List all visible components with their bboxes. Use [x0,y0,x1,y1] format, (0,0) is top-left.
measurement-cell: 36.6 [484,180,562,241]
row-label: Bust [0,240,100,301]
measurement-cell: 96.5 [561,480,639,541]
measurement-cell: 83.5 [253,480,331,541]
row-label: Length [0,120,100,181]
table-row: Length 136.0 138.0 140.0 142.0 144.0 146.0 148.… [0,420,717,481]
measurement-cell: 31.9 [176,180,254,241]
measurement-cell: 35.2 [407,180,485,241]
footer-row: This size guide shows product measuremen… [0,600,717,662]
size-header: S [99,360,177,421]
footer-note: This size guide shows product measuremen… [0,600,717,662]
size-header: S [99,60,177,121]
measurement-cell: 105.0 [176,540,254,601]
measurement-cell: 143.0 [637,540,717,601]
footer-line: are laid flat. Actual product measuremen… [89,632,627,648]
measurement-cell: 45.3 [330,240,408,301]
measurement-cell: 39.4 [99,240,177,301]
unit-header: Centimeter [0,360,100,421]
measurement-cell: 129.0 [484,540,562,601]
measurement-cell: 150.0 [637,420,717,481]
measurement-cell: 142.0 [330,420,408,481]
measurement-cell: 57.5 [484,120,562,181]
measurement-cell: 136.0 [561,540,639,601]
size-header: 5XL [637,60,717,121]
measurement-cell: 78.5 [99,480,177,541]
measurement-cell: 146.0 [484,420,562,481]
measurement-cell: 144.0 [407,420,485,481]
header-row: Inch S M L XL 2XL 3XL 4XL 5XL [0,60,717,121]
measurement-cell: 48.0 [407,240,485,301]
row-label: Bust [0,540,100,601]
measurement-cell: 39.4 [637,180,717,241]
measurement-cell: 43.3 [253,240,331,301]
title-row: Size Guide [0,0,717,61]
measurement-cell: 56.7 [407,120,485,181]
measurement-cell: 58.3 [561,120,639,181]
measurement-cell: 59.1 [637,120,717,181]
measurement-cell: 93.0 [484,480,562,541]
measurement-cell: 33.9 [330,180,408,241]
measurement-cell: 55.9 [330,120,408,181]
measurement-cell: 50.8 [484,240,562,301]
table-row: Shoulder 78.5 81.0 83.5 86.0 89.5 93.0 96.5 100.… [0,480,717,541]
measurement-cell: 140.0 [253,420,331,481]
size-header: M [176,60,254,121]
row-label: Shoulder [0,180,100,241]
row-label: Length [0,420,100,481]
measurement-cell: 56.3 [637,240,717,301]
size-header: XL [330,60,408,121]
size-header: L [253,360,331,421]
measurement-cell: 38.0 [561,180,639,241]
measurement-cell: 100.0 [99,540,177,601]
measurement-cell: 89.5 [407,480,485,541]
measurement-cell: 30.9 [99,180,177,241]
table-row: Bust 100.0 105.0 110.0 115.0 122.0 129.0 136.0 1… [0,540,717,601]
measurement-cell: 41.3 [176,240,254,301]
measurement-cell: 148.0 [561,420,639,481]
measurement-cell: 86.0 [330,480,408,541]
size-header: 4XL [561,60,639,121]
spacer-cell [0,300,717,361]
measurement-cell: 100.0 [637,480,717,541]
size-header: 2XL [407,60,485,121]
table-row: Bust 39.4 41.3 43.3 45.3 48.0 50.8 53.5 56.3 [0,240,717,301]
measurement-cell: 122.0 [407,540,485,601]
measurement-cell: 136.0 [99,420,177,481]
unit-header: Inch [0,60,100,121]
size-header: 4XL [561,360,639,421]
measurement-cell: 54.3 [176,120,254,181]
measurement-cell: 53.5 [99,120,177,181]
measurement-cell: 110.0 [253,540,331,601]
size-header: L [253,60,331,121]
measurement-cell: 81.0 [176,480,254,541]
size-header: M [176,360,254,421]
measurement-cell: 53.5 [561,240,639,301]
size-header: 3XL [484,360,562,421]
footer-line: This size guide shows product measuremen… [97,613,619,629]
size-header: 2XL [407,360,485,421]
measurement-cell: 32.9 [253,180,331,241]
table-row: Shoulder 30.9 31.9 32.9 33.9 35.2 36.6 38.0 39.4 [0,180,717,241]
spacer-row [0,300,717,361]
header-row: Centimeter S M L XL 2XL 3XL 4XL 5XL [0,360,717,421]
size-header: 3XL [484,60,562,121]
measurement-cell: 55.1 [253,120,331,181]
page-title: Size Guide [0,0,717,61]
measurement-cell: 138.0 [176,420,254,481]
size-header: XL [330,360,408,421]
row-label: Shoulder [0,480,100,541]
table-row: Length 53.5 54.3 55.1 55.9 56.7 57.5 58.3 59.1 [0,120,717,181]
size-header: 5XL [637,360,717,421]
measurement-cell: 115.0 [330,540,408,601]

Written task: Retype all the entries above, one line for one line, with no changes.

Task response:
List all visible components with their bboxes. Use [x0,y0,x1,y1] format, (0,0) is top-left.
measurement-cell: 36.6 [484,180,562,241]
row-label: Bust [0,240,100,301]
measurement-cell: 96.5 [561,480,639,541]
measurement-cell: 83.5 [253,480,331,541]
row-label: Length [0,120,100,181]
table-row: Length 136.0 138.0 140.0 142.0 144.0 146.0 148.… [0,420,717,481]
measurement-cell: 31.9 [176,180,254,241]
measurement-cell: 35.2 [407,180,485,241]
footer-row: This size guide shows product measuremen… [0,600,717,662]
size-header: S [99,360,177,421]
footer-note: This size guide shows product measuremen… [0,600,717,662]
size-header: S [99,60,177,121]
measurement-cell: 105.0 [176,540,254,601]
measurement-cell: 143.0 [637,540,717,601]
footer-line: are laid flat. Actual product measuremen… [89,632,627,648]
measurement-cell: 45.3 [330,240,408,301]
measurement-cell: 39.4 [99,240,177,301]
unit-header: Centimeter [0,360,100,421]
measurement-cell: 129.0 [484,540,562,601]
measurement-cell: 150.0 [637,420,717,481]
measurement-cell: 142.0 [330,420,408,481]
measurement-cell: 57.5 [484,120,562,181]
measurement-cell: 136.0 [561,540,639,601]
size-header: 5XL [637,60,717,121]
measurement-cell: 78.5 [99,480,177,541]
measurement-cell: 146.0 [484,420,562,481]
measurement-cell: 144.0 [407,420,485,481]
header-row: Inch S M L XL 2XL 3XL 4XL 5XL [0,60,717,121]
measurement-cell: 48.0 [407,240,485,301]
row-label: Bust [0,540,100,601]
measurement-cell: 39.4 [637,180,717,241]
measurement-cell: 43.3 [253,240,331,301]
title-row: Size Guide [0,0,717,61]
measurement-cell: 56.7 [407,120,485,181]
measurement-cell: 58.3 [561,120,639,181]
measurement-cell: 59.1 [637,120,717,181]
measurement-cell: 93.0 [484,480,562,541]
measurement-cell: 33.9 [330,180,408,241]
measurement-cell: 55.9 [330,120,408,181]
measurement-cell: 50.8 [484,240,562,301]
table-row: Shoulder 78.5 81.0 83.5 86.0 89.5 93.0 96.5 100.… [0,480,717,541]
measurement-cell: 140.0 [253,420,331,481]
size-header: M [176,60,254,121]
row-label: Shoulder [0,180,100,241]
row-label: Length [0,420,100,481]
measurement-cell: 56.3 [637,240,717,301]
size-header: XL [330,60,408,121]
size-header: L [253,360,331,421]
measurement-cell: 38.0 [561,180,639,241]
measurement-cell: 100.0 [99,540,177,601]
measurement-cell: 89.5 [407,480,485,541]
measurement-cell: 30.9 [99,180,177,241]
table-row: Bust 100.0 105.0 110.0 115.0 122.0 129.0 136.0 1… [0,540,717,601]
measurement-cell: 41.3 [176,240,254,301]
measurement-cell: 148.0 [561,420,639,481]
measurement-cell: 86.0 [330,480,408,541]
size-header: 4XL [561,60,639,121]
spacer-cell [0,300,717,361]
measurement-cell: 100.0 [637,480,717,541]
size-header: 2XL [407,60,485,121]
table-row: Bust 39.4 41.3 43.3 45.3 48.0 50.8 53.5 56.3 [0,240,717,301]
measurement-cell: 122.0 [407,540,485,601]
measurement-cell: 136.0 [99,420,177,481]
unit-header: Inch [0,60,100,121]
size-header: 4XL [561,360,639,421]
measurement-cell: 54.3 [176,120,254,181]
measurement-cell: 53.5 [99,120,177,181]
measurement-cell: 110.0 [253,540,331,601]
size-header: L [253,60,331,121]
measurement-cell: 81.0 [176,480,254,541]
size-header: M [176,360,254,421]
measurement-cell: 53.5 [561,240,639,301]
size-header: 3XL [484,360,562,421]
footer-line: This size guide shows product measuremen… [97,613,619,629]
size-header: 2XL [407,360,485,421]
measurement-cell: 32.9 [253,180,331,241]
table-row: Shoulder 30.9 31.9 32.9 33.9 35.2 36.6 38.0 39.4 [0,180,717,241]
spacer-row [0,300,717,361]
header-row: Centimeter S M L XL 2XL 3XL 4XL 5XL [0,360,717,421]
size-header: 3XL [484,60,562,121]
measurement-cell: 55.1 [253,120,331,181]
page-title: Size Guide [0,0,717,61]
measurement-cell: 138.0 [176,420,254,481]
size-header: XL [330,360,408,421]
row-label: Shoulder [0,480,100,541]
table-row: Length 53.5 54.3 55.1 55.9 56.7 57.5 58.3 59.1 [0,120,717,181]
size-header: 5XL [637,360,717,421]
measurement-cell: 115.0 [330,540,408,601]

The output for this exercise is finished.